Provided records:

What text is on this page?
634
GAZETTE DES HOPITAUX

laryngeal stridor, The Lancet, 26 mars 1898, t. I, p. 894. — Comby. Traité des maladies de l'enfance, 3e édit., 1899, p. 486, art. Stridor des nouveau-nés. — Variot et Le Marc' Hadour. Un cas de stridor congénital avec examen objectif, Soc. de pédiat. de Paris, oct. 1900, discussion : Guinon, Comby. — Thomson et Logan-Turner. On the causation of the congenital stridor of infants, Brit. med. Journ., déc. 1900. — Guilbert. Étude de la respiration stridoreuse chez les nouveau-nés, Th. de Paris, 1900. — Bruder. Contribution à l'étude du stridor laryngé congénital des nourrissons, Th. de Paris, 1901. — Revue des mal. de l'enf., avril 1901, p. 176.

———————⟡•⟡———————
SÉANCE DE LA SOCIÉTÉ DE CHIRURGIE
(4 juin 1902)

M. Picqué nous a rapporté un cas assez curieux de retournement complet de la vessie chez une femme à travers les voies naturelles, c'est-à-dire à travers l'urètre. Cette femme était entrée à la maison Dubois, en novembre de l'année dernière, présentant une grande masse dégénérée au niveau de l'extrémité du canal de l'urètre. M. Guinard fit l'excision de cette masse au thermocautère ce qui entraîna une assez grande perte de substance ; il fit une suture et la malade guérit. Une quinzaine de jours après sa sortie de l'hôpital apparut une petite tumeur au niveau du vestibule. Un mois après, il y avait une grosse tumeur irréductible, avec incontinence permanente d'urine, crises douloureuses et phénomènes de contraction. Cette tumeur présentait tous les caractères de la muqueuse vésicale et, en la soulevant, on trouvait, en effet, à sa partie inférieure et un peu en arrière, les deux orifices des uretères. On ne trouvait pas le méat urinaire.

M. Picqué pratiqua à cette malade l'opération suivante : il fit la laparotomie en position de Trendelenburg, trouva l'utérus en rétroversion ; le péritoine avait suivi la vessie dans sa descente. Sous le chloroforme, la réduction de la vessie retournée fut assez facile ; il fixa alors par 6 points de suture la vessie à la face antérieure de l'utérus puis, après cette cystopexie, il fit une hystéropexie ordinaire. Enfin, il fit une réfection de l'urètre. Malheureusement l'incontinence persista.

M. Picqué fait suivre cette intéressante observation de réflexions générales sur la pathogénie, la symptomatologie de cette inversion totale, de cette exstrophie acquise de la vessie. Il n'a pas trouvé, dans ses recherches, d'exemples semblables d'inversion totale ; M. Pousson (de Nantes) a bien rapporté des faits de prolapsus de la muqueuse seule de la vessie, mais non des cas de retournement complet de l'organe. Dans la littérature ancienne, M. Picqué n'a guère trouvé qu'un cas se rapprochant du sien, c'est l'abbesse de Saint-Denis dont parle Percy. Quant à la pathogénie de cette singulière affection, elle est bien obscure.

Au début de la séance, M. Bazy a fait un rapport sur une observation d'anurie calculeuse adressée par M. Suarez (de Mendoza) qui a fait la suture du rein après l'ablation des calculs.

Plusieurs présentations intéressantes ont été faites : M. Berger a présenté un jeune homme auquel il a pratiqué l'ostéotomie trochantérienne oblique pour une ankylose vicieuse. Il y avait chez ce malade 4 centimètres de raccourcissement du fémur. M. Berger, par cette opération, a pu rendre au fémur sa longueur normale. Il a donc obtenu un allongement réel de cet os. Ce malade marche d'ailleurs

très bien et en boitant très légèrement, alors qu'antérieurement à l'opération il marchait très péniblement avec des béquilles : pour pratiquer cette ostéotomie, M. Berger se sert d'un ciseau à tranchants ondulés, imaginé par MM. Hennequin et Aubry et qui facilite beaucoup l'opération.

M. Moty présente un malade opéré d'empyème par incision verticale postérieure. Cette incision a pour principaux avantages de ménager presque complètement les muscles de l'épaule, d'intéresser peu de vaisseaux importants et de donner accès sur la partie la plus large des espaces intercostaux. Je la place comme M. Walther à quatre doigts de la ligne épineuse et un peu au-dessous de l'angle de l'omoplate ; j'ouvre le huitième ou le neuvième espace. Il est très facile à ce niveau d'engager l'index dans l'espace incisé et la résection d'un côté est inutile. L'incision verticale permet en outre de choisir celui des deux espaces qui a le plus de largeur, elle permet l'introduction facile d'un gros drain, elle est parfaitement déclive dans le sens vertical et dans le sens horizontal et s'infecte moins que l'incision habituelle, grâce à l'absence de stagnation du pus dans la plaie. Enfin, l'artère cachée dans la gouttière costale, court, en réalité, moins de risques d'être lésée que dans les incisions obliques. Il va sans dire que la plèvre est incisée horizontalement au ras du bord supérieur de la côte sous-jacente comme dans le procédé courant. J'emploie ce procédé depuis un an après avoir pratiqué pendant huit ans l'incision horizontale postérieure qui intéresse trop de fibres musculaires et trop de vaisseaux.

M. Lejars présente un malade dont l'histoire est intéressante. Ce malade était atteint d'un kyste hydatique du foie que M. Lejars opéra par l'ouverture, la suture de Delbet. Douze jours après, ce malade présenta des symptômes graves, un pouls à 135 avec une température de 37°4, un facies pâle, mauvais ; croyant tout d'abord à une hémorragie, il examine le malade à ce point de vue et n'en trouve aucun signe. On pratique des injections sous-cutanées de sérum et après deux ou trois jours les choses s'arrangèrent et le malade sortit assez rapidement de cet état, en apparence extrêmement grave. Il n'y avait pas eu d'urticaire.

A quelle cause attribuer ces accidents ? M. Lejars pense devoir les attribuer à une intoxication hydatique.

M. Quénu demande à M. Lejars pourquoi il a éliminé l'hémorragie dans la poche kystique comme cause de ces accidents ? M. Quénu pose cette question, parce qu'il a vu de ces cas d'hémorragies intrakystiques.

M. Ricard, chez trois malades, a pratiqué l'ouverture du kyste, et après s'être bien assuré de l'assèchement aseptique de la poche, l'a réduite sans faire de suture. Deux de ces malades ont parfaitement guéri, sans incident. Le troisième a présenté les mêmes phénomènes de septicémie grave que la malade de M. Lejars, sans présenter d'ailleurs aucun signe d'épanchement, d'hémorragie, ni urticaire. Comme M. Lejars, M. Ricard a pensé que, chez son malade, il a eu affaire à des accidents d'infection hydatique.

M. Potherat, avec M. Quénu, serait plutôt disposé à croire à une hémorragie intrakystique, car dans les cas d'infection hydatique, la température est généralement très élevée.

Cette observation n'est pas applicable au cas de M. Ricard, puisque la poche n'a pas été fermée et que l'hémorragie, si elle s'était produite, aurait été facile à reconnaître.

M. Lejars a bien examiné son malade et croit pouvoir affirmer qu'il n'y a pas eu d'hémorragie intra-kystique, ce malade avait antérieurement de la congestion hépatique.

Work required:
Reproduce each entry word for word.

Task solution:
What text is on this page?
634
GAZETTE DES HOPITAUX

laryngeal stridor, The Lancet, 26 mars 1898, t. I, p. 894. — Comby. Traité des maladies de l'enfance, 3e édit., 1899, p. 486, art. Stridor des nouveau-nés. — Variot et Le Marc' Hadour. Un cas de stridor congénital avec examen objectif, Soc. de pédiat. de Paris, oct. 1900, discussion : Guinon, Comby. — Thomson et Logan-Turner. On the causation of the congenital stridor of infants, Brit. med. Journ., déc. 1900. — Guilbert. Étude de la respiration stridoreuse chez les nouveau-nés, Th. de Paris, 1900. — Bruder. Contribution à l'étude du stridor laryngé congénital des nourrissons, Th. de Paris, 1901. — Revue des mal. de l'enf., avril 1901, p. 176.

———————⟡•⟡———————
SÉANCE DE LA SOCIÉTÉ DE CHIRURGIE
(4 juin 1902)

M. Picqué nous a rapporté un cas assez curieux de retournement complet de la vessie chez une femme à travers les voies naturelles, c'est-à-dire à travers l'urètre. Cette femme était entrée à la maison Dubois, en novembre de l'année dernière, présentant une grande masse dégénérée au niveau de l'extrémité du canal de l'urètre. M. Guinard fit l'excision de cette masse au thermocautère ce qui entraîna une assez grande perte de substance ; il fit une suture et la malade guérit. Une quinzaine de jours après sa sortie de l'hôpital apparut une petite tumeur au niveau du vestibule. Un mois après, il y avait une grosse tumeur irréductible, avec incontinence permanente d'urine, crises douloureuses et phénomènes de contraction. Cette tumeur présentait tous les caractères de la muqueuse vésicale et, en la soulevant, on trouvait, en effet, à sa partie inférieure et un peu en arrière, les deux orifices des uretères. On ne trouvait pas le méat urinaire.

M. Picqué pratiqua à cette malade l'opération suivante : il fit la laparotomie en position de Trendelenburg, trouva l'utérus en rétroversion ; le péritoine avait suivi la vessie dans sa descente. Sous le chloroforme, la réduction de la vessie retournée fut assez facile ; il fixa alors par 6 points de suture la vessie à la face antérieure de l'utérus puis, après cette cystopexie, il fit une hystéropexie ordinaire. Enfin, il fit une réfection de l'urètre. Malheureusement l'incontinence persista.

M. Picqué fait suivre cette intéressante observation de réflexions générales sur la pathogénie, la symptomatologie de cette inversion totale, de cette exstrophie acquise de la vessie. Il n'a pas trouvé, dans ses recherches, d'exemples semblables d'inversion totale ; M. Pousson (de Nantes) a bien rapporté des faits de prolapsus de la muqueuse seule de la vessie, mais non des cas de retournement complet de l'organe. Dans la littérature ancienne, M. Picqué n'a guère trouvé qu'un cas se rapprochant du sien, c'est l'abbesse de Saint-Denis dont parle Percy. Quant à la pathogénie de cette singulière affection, elle est bien obscure.

Au début de la séance, M. Bazy a fait un rapport sur une observation d'anurie calculeuse adressée par M. Suarez (de Mendoza) qui a fait la suture du rein après l'ablation des calculs.

Plusieurs présentations intéressantes ont été faites : M. Berger a présenté un jeune homme auquel il a pratiqué l'ostéotomie trochantérienne oblique pour une ankylose vicieuse. Il y avait chez ce malade 4 centimètres de raccourcissement du fémur. M. Berger, par cette opération, a pu rendre au fémur sa longueur normale. Il a donc obtenu un allongement réel de cet os. Ce malade marche d'ailleurs

très bien et en boitant très légèrement, alors qu'antérieurement à l'opération il marchait très péniblement avec des béquilles : pour pratiquer cette ostéotomie, M. Berger se sert d'un ciseau à tranchants ondulés, imaginé par MM. Hennequin et Aubry et qui facilite beaucoup l'opération.

M. Moty présente un malade opéré d'empyème par incision verticale postérieure. Cette incision a pour principaux avantages de ménager presque complètement les muscles de l'épaule, d'intéresser peu de vaisseaux importants et de donner accès sur la partie la plus large des espaces intercostaux. Je la place comme M. Walther à quatre doigts de la ligne épineuse et un peu au-dessous de l'angle de l'omoplate ; j'ouvre le huitième ou le neuvième espace. Il est très facile à ce niveau d'engager l'index dans l'espace incisé et la résection d'un côté est inutile. L'incision verticale permet en outre de choisir celui des deux espaces qui a le plus de largeur, elle permet l'introduction facile d'un gros drain, elle est parfaitement déclive dans le sens vertical et dans le sens horizontal et s'infecte moins que l'incision habituelle, grâce à l'absence de stagnation du pus dans la plaie. Enfin, l'artère cachée dans la gouttière costale, court, en réalité, moins de risques d'être lésée que dans les incisions obliques. Il va sans dire que la plèvre est incisée horizontalement au ras du bord supérieur de la côte sous-jacente comme dans le procédé courant. J'emploie ce procédé depuis un an après avoir pratiqué pendant huit ans l'incision horizontale postérieure qui intéresse trop de fibres musculaires et trop de vaisseaux.

M. Lejars présente un malade dont l'histoire est intéressante. Ce malade était atteint d'un kyste hydatique du foie que M. Lejars opéra par l'ouverture, la suture de Delbet. Douze jours après, ce malade présenta des symptômes graves, un pouls à 135 avec une température de 37°4, un facies pâle, mauvais ; croyant tout d'abord à une hémorragie, il examine le malade à ce point de vue et n'en trouve aucun signe. On pratique des injections sous-cutanées de sérum et après deux ou trois jours les choses s'arrangèrent et le malade sortit assez rapidement de cet état, en apparence extrêmement grave. Il n'y avait pas eu d'urticaire.

A quelle cause attribuer ces accidents ? M. Lejars pense devoir les attribuer à une intoxication hydatique.

M. Quénu demande à M. Lejars pourquoi il a éliminé l'hémorragie dans la poche kystique comme cause de ces accidents ? M. Quénu pose cette question, parce qu'il a vu de ces cas d'hémorragies intrakystiques.

M. Ricard, chez trois malades, a pratiqué l'ouverture du kyste, et après s'être bien assuré de l'assèchement aseptique de la poche, l'a réduite sans faire de suture. Deux de ces malades ont parfaitement guéri, sans incident. Le troisième a présenté les mêmes phénomènes de septicémie grave que la malade de M. Lejars, sans présenter d'ailleurs aucun signe d'épanchement, d'hémorragie, ni urticaire. Comme M. Lejars, M. Ricard a pensé que, chez son malade, il a eu affaire à des accidents d'infection hydatique.

M. Potherat, avec M. Quénu, serait plutôt disposé à croire à une hémorragie intrakystique, car dans les cas d'infection hydatique, la température est généralement très élevée.

Cette observation n'est pas applicable au cas de M. Ricard, puisque la poche n'a pas été fermée et que l'hémorragie, si elle s'était produite, aurait été facile à reconnaître.

M. Lejars a bien examiné son malade et croit pouvoir affirmer qu'il n'y a pas eu d'hémorragie intra-kystique, ce malade avait antérieurement de la congestion hépatique.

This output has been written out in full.